Sort through the entries below and pull out lines containing the word "отвѣчáть".

DATA TO USE:
>>>
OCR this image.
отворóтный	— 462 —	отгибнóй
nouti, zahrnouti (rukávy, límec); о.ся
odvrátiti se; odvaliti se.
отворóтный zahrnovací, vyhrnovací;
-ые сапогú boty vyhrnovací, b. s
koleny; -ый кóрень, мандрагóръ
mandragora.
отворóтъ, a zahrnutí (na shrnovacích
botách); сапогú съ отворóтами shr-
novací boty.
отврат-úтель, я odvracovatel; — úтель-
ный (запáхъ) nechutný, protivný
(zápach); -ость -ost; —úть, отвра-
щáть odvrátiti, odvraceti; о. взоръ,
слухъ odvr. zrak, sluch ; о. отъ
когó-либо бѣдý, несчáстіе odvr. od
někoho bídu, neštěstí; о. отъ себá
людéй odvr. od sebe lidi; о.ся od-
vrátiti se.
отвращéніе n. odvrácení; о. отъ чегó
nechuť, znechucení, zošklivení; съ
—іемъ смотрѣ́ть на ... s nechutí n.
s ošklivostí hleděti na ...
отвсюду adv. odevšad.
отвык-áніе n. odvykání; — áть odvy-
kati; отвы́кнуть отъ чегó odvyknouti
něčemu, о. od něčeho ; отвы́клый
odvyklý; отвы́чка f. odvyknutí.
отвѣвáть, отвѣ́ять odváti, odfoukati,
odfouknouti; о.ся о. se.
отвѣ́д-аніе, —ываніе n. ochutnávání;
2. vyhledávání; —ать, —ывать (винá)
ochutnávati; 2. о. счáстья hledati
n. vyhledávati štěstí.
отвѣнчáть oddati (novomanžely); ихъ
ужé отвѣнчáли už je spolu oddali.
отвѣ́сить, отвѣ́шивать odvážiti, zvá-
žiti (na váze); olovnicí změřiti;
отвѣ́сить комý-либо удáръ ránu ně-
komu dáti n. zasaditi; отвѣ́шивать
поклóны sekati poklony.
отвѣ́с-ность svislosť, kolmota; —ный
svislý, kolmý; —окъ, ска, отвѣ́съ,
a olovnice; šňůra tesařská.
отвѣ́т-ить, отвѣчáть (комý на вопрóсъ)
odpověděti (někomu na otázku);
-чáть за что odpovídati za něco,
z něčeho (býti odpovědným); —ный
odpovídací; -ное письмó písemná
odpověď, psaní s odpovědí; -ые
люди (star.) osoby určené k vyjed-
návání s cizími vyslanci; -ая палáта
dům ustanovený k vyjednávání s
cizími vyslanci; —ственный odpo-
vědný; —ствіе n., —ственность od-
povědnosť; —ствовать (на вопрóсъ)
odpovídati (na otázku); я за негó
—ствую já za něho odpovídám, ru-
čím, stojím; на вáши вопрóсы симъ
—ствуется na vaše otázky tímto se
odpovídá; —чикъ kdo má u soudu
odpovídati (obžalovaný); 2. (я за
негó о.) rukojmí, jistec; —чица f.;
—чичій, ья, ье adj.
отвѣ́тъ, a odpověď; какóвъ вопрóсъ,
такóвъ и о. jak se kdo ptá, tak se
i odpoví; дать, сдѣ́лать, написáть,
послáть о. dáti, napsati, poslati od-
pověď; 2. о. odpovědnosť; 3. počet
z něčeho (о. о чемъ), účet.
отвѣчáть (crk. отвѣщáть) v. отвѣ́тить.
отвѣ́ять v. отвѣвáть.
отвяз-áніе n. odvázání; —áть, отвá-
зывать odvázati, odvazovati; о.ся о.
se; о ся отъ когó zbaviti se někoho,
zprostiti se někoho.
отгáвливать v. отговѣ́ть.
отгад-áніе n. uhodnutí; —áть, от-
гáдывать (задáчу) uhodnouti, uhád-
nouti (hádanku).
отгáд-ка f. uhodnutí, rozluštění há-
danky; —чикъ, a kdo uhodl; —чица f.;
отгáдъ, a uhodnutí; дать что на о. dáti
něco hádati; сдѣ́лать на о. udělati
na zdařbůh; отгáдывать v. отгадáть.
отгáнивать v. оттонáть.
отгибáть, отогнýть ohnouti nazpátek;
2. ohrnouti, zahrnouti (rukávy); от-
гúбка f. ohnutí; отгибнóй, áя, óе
<<<
FULL SOLUTION:
отвѣ́т-ить, отвѣчáть (комý на вопрóсъ)
отвѣчáть (crk. отвѣщáть) v. отвѣ́тить.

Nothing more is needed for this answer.